» WHAT TO PRODUCE
Among the records below, find the lines containing "dinner" and state only how many there are.

[Dataset entries]
★ ★ ★ ★ ★ ★ ★

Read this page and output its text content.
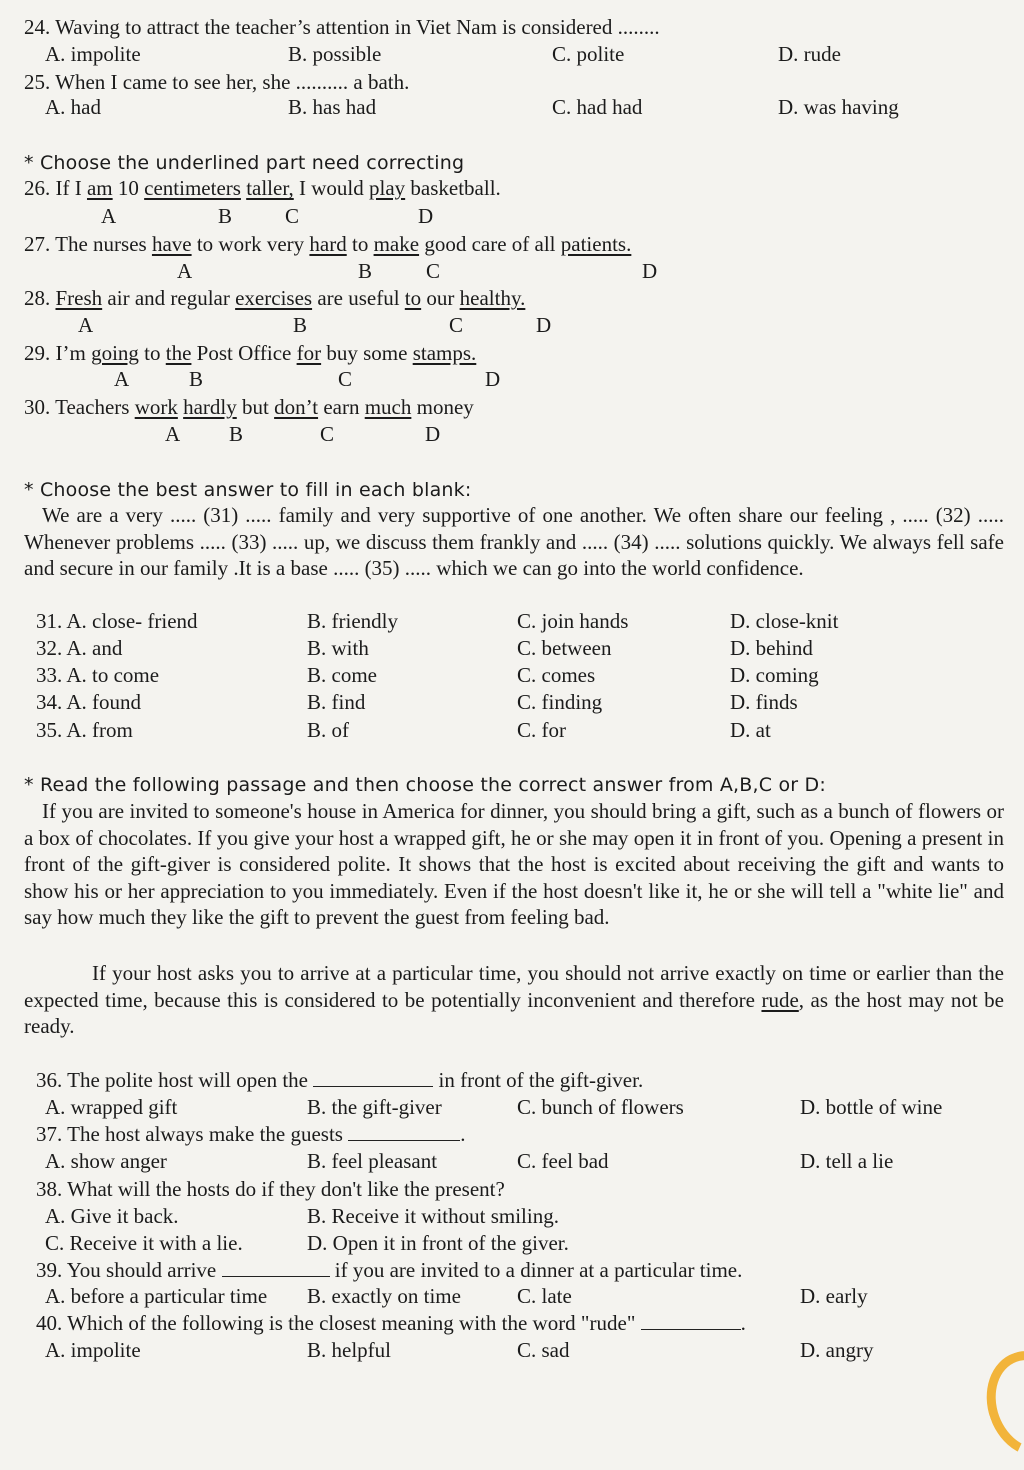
24. Waving to attract the teacher’s attention in Viet Nam is considered ........
A. impolite	B. possible	C. polite	D. rude
25. When I came to see her, she .......... a bath.
A. had	B. has had	C. had had	D. was having
* Choose the underlined part need correcting
26. If I am 10 centimeters taller, I would play basketball.
A	B	C	D
27. The nurses have to work very hard to make good care of all patients.
A	B	C	D
28. Fresh air and regular exercises are useful to our healthy.
A	B	C	D
29. I’m going to the Post Office for buy some stamps.
A	B	C	D
30. Teachers work hardly but don’t earn much money
A B	C	D
* Choose the best answer to fill in each blank:
We are a very ..... (31) ..... family and very supportive of one another. We often share our feeling , ..... (32) ..... Whenever problems ..... (33) ..... up, we discuss them frankly and ..... (34) ..... solutions quickly. We always fell safe and secure in our family .It is a base ..... (35) ..... which we can go into the world confidence.
31. A. close- friend	B. friendly	C. join hands	D. close-knit
32. A. and	B. with	C. between	D. behind
33. A. to come	B. come	C. comes	D. coming
34. A. found	B. find	C. finding	D. finds
35. A. from	B. of	C. for	D. at
* Read the following passage and then choose the correct answer from A,B,C or D:
If you are invited to someone's house in America for dinner, you should bring a gift, such as a bunch of flowers or a box of chocolates. If you give your host a wrapped gift, he or she may open it in front of you. Opening a present in front of the gift-giver is considered polite. It shows that the host is excited about receiving the gift and wants to show his or her appreciation to you immediately. Even if the host doesn't like it, he or she will tell a "white lie" and say how much they like the gift to prevent the guest from feeling bad.
If your host asks you to arrive at a particular time, you should not arrive exactly on time or earlier than the expected time, because this is considered to be potentially inconvenient and therefore rude, as the host may not be ready.
36. The polite host will open the	in front of the gift-giver.
A. wrapped gift	B. the gift-giver	C. bunch of flowers	D. bottle of wine
37. The host always make the guests	.
A. show anger	B. feel pleasant	C. feel bad	D. tell a lie
38. What will the hosts do if they don't like the present?
A. Give it back.	B. Receive it without smiling.
C. Receive it with a lie.	D. Open it in front of the giver.
39. You should arrive	if you are invited to a dinner at a particular time.
A. before a particular time B. exactly on time	C. late	D. early
40. Which of the following is the closest meaning with the word "rude"	.
A. impolite	B. helpful	C. sad	D. angry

★ ★ ★ ★ ★ ★ ★

» WORKED SOLUTION
2